**Problem description:** Each line that holds the string "ylabel" counts once; say how many such lines there are and add nothing.

**Data lines:**
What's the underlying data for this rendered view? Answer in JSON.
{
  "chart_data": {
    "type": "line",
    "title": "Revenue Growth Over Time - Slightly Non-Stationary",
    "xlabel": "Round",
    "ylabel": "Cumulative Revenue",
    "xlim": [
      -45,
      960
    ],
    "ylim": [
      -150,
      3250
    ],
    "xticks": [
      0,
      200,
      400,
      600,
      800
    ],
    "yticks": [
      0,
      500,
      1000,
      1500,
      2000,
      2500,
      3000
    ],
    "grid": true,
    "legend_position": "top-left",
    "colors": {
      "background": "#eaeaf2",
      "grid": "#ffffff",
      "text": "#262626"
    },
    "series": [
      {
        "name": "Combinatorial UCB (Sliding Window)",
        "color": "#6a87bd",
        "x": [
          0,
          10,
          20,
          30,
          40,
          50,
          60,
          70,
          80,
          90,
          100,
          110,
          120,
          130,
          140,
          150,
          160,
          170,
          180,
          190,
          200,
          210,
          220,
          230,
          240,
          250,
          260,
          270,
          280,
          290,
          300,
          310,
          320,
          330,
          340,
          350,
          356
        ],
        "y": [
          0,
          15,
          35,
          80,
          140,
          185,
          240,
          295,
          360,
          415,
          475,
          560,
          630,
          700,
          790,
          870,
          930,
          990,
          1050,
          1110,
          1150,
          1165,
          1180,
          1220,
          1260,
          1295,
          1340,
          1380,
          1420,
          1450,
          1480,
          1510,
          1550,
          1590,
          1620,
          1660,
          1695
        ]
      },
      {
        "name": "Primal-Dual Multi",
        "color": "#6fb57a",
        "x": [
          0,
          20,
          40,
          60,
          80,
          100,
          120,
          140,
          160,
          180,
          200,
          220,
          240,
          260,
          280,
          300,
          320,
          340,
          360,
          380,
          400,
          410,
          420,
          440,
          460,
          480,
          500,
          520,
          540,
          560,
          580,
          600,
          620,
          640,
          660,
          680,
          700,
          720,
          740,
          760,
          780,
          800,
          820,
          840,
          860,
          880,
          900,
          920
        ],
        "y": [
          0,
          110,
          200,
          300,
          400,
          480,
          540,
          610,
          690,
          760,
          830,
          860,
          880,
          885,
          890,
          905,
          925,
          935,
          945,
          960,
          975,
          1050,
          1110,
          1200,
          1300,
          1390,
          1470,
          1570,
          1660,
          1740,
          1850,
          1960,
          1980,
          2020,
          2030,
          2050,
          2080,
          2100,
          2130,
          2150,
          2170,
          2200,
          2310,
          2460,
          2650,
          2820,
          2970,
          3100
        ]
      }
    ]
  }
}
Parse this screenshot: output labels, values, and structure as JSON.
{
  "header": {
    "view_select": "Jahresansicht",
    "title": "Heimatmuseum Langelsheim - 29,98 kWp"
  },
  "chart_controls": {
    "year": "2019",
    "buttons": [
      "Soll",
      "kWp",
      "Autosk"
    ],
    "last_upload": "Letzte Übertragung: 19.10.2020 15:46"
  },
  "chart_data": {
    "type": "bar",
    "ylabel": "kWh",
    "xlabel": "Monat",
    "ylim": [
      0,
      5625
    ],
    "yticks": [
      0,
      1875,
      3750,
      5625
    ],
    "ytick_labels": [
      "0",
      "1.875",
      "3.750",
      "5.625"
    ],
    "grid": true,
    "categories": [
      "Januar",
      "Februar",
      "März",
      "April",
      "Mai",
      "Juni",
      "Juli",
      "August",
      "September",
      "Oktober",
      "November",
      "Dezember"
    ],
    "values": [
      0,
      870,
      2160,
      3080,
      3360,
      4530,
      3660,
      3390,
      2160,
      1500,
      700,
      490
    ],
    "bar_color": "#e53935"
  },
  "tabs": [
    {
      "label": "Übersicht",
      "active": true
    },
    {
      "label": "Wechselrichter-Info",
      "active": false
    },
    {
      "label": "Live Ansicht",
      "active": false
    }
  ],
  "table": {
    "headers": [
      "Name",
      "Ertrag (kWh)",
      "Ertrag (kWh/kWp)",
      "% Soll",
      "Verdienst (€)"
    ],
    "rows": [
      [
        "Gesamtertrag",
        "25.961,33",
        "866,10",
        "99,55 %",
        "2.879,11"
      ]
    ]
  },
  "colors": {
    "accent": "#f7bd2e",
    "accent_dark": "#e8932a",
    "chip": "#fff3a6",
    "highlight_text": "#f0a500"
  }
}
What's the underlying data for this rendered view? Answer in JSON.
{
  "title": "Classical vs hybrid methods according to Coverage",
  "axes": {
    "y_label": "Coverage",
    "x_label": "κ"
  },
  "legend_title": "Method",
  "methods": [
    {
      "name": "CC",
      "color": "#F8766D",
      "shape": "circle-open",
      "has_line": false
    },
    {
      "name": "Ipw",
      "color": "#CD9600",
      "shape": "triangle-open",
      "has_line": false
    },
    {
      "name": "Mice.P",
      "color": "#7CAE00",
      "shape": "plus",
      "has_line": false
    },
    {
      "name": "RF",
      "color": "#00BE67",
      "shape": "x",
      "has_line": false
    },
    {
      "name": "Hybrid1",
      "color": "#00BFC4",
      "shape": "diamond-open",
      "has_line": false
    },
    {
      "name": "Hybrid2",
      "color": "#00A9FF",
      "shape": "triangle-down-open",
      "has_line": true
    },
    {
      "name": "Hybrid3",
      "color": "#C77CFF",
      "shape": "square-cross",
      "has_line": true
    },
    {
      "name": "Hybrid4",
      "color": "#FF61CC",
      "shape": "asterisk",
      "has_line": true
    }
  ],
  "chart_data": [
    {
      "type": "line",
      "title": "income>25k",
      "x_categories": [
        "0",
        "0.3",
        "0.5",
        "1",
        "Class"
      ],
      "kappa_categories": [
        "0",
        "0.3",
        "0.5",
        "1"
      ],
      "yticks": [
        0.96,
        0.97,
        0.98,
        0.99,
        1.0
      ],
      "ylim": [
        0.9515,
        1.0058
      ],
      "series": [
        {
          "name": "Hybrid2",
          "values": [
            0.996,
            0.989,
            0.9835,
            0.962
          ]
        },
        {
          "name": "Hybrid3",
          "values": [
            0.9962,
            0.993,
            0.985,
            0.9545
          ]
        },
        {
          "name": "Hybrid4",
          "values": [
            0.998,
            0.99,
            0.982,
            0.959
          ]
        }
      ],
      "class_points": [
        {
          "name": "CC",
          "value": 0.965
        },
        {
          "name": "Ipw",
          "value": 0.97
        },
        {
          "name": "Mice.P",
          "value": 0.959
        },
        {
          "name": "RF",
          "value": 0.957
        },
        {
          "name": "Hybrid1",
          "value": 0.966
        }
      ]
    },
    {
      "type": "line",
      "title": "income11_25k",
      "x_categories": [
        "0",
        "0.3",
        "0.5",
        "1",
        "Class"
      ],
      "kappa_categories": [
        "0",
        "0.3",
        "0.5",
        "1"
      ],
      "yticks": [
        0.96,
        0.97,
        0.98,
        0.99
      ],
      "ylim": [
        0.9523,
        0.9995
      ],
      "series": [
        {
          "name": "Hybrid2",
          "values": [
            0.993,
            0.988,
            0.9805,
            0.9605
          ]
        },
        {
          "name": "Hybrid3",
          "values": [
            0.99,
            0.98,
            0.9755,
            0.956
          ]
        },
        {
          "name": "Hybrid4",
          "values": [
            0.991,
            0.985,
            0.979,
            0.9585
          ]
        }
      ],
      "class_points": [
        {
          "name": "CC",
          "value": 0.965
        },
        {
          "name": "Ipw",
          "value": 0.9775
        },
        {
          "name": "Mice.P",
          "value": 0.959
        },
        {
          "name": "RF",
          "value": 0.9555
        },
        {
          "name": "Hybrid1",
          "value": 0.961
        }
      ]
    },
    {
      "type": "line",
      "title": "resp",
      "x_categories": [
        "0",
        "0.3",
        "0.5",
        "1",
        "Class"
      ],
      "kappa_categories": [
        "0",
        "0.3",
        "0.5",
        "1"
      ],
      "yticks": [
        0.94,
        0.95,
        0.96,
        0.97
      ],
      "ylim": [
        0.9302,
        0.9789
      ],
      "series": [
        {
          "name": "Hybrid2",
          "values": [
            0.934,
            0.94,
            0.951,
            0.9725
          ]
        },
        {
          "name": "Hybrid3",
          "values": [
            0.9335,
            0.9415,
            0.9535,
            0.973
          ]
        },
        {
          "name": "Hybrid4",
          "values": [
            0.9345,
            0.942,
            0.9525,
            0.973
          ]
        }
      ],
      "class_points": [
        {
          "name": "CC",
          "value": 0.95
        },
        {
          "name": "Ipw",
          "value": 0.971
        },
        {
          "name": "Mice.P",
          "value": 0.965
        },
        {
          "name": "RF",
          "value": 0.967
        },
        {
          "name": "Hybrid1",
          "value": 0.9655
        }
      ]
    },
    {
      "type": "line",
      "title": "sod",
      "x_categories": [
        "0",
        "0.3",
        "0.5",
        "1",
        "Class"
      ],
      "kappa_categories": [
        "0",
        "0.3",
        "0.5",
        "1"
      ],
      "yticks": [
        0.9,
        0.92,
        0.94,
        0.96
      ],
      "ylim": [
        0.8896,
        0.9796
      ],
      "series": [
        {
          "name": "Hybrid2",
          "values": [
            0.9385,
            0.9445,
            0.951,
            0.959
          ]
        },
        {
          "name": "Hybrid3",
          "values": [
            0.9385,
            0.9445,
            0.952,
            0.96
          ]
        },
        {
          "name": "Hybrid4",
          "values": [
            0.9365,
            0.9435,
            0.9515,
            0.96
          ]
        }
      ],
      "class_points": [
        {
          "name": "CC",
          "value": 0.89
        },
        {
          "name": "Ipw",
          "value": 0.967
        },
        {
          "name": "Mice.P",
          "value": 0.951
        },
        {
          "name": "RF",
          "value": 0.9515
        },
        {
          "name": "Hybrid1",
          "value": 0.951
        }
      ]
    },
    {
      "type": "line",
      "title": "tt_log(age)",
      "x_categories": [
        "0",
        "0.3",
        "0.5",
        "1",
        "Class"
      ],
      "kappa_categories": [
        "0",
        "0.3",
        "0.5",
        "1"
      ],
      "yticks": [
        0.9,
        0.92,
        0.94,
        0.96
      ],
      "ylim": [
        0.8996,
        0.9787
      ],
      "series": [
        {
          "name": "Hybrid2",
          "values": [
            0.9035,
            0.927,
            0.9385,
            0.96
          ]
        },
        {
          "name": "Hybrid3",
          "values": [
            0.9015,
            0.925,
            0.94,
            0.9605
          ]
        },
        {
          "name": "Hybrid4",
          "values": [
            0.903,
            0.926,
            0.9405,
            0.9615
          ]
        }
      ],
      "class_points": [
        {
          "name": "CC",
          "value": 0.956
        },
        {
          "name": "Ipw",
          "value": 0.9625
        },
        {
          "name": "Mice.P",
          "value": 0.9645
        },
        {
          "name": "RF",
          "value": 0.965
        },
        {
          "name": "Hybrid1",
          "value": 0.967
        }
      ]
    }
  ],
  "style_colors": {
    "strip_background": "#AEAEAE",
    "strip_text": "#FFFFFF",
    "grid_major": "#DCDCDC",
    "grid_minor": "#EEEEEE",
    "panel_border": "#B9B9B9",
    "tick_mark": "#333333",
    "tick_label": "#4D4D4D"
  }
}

**Completed exercise:** 2